**WHAT YOU SHOULD DO**
Wherever the word "Boxplot" appears in a line of the records, copy that line.

**INFORMATION**
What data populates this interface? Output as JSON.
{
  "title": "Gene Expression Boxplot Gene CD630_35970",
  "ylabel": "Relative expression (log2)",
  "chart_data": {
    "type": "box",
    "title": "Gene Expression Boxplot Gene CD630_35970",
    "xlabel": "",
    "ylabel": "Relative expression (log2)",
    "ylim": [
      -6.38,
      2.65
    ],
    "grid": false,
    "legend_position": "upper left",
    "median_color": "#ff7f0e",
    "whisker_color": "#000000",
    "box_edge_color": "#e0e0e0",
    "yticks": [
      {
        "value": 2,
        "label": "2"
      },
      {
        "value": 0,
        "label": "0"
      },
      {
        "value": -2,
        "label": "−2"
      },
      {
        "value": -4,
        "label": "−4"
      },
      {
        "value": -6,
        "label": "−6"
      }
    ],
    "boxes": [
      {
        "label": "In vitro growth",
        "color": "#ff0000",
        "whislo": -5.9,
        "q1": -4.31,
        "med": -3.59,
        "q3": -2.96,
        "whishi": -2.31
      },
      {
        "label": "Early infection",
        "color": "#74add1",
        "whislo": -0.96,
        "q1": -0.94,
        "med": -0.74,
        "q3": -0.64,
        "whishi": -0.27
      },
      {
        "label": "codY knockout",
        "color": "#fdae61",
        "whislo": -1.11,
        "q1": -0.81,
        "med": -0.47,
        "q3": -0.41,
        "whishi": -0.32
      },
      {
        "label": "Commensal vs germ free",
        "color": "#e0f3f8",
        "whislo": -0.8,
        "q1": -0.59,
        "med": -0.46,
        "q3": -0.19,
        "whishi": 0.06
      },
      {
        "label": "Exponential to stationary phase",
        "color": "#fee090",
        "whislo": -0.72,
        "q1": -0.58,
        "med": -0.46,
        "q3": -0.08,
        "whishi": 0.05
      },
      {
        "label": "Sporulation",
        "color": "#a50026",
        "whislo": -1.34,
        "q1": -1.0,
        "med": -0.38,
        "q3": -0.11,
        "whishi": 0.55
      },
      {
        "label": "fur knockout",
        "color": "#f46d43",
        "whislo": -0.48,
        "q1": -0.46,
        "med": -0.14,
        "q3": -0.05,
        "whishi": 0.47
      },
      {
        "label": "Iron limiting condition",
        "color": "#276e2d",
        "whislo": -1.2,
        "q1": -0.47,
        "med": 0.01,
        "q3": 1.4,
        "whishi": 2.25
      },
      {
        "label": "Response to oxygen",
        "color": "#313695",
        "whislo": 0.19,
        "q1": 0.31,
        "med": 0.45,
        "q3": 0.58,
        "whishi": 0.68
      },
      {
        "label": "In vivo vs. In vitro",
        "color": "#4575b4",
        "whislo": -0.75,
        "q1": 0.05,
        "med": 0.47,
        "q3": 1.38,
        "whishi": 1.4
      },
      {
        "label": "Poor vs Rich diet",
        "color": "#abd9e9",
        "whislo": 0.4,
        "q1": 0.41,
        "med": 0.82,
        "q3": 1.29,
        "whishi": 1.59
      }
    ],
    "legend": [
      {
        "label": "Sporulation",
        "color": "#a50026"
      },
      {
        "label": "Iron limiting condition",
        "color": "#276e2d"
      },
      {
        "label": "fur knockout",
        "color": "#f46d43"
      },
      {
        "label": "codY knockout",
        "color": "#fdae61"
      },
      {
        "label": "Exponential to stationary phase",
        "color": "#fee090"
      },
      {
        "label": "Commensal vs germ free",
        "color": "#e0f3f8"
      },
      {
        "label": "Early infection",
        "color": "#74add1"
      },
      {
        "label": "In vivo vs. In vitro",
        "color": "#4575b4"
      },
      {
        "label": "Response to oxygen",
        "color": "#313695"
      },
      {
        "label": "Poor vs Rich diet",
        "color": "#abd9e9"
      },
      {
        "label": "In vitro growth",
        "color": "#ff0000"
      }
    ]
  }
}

**RESPONSE BELOW**
  "title": "Gene Expression Boxplot Gene CD630_35970",
    "title": "Gene Expression Boxplot Gene CD630_35970",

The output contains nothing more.